**Problem to solve:**
Leave out the pictures and repeat every record exactly.

**Given records:**

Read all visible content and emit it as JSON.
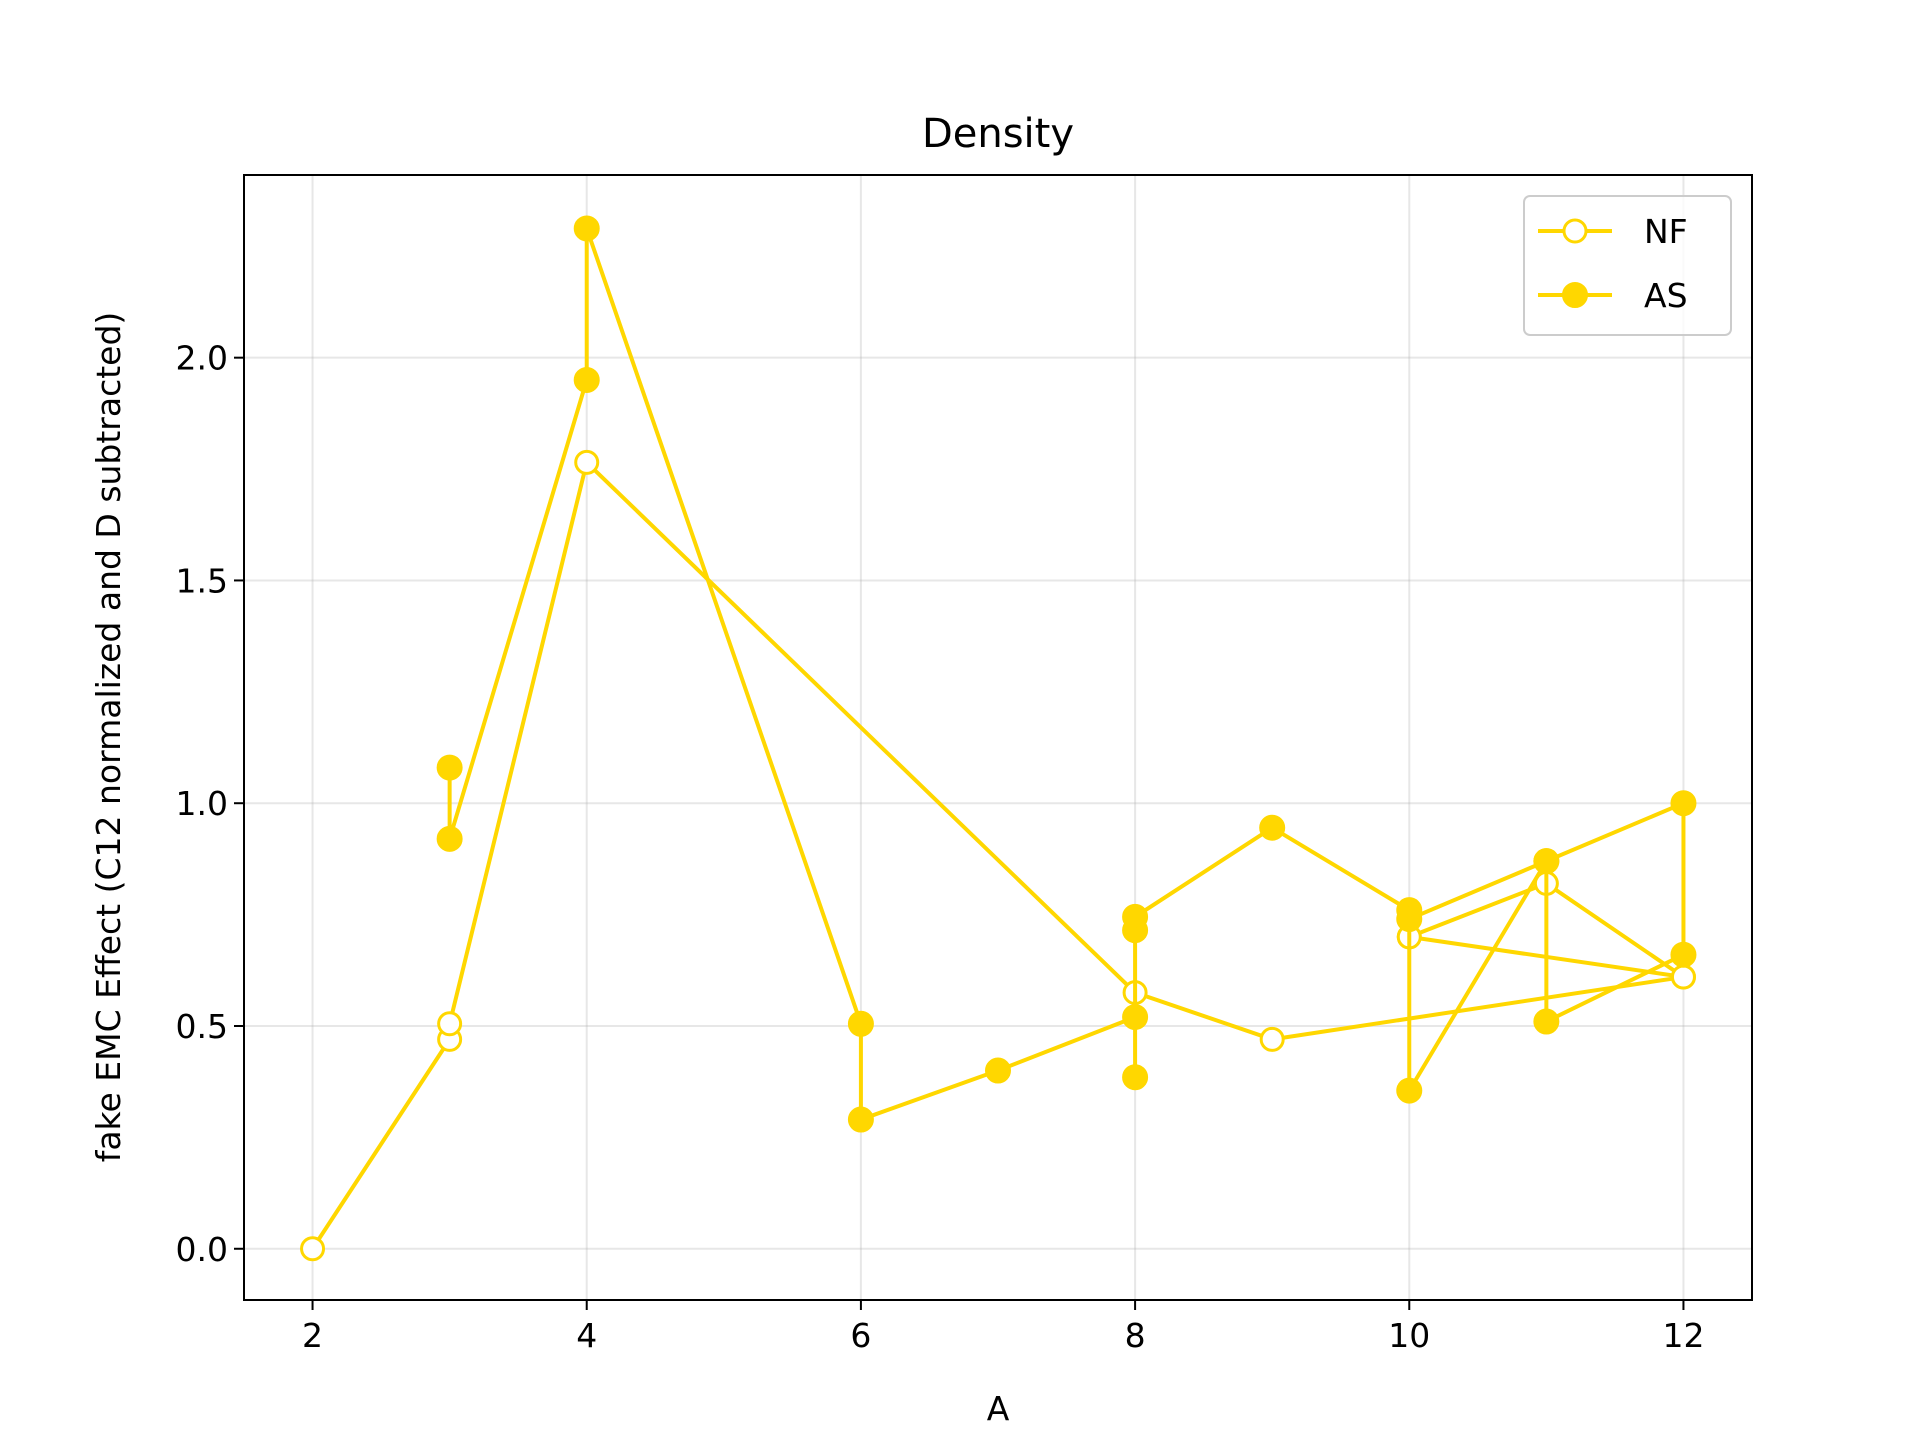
{
  "chart_data": {
    "type": "line",
    "title": "Density",
    "xlabel": "A",
    "ylabel": "fake EMC Effect (C12 normalized and D subtracted)",
    "xlim": [
      1.5,
      12.5
    ],
    "ylim": [
      -0.115,
      2.41
    ],
    "xticks": [
      2,
      4,
      6,
      8,
      10,
      12
    ],
    "xtick_labels": [
      "2",
      "4",
      "6",
      "8",
      "10",
      "12"
    ],
    "yticks": [
      0.0,
      0.5,
      1.0,
      1.5,
      2.0
    ],
    "ytick_labels": [
      "0.0",
      "0.5",
      "1.0",
      "1.5",
      "2.0"
    ],
    "grid": true,
    "color": "#FFD700",
    "legend_position": "top-right",
    "series": [
      {
        "name": "NF",
        "marker": "open-circle",
        "x": [
          2,
          3,
          3,
          4,
          8,
          9,
          12,
          11,
          10,
          10,
          12
        ],
        "y": [
          0.0,
          0.47,
          0.505,
          1.765,
          0.575,
          0.47,
          0.61,
          0.82,
          0.7,
          0.7,
          0.61
        ]
      },
      {
        "name": "AS",
        "marker": "filled-circle",
        "x": [
          3,
          3,
          4,
          4,
          6,
          6,
          7,
          8,
          8,
          8,
          8,
          9,
          10,
          10,
          11,
          11,
          12,
          12,
          10,
          11
        ],
        "y": [
          1.08,
          0.92,
          1.95,
          2.29,
          0.505,
          0.29,
          0.4,
          0.52,
          0.385,
          0.715,
          0.745,
          0.945,
          0.76,
          0.355,
          0.87,
          0.51,
          0.66,
          1.0,
          0.74,
          0.87
        ]
      }
    ]
  }
}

**Solution below:**
Read all visible content and emit it as JSON.
{
  "chart_data": {
    "type": "line",
    "title": "Density",
    "xlabel": "A",
    "ylabel": "fake EMC Effect (C12 normalized and D subtracted)",
    "xlim": [
      1.5,
      12.5
    ],
    "ylim": [
      -0.115,
      2.41
    ],
    "xticks": [
      2,
      4,
      6,
      8,
      10,
      12
    ],
    "xtick_labels": [
      "2",
      "4",
      "6",
      "8",
      "10",
      "12"
    ],
    "yticks": [
      0.0,
      0.5,
      1.0,
      1.5,
      2.0
    ],
    "ytick_labels": [
      "0.0",
      "0.5",
      "1.0",
      "1.5",
      "2.0"
    ],
    "grid": true,
    "color": "#FFD700",
    "legend_position": "top-right",
    "series": [
      {
        "name": "NF",
        "marker": "open-circle",
        "x": [
          2,
          3,
          3,
          4,
          8,
          9,
          12,
          11,
          10,
          10,
          12
        ],
        "y": [
          0.0,
          0.47,
          0.505,
          1.765,
          0.575,
          0.47,
          0.61,
          0.82,
          0.7,
          0.7,
          0.61
        ]
      },
      {
        "name": "AS",
        "marker": "filled-circle",
        "x": [
          3,
          3,
          4,
          4,
          6,
          6,
          7,
          8,
          8,
          8,
          8,
          9,
          10,
          10,
          11,
          11,
          12,
          12,
          10,
          11
        ],
        "y": [
          1.08,
          0.92,
          1.95,
          2.29,
          0.505,
          0.29,
          0.4,
          0.52,
          0.385,
          0.715,
          0.745,
          0.945,
          0.76,
          0.355,
          0.87,
          0.51,
          0.66,
          1.0,
          0.74,
          0.87
        ]
      }
    ]
  }
}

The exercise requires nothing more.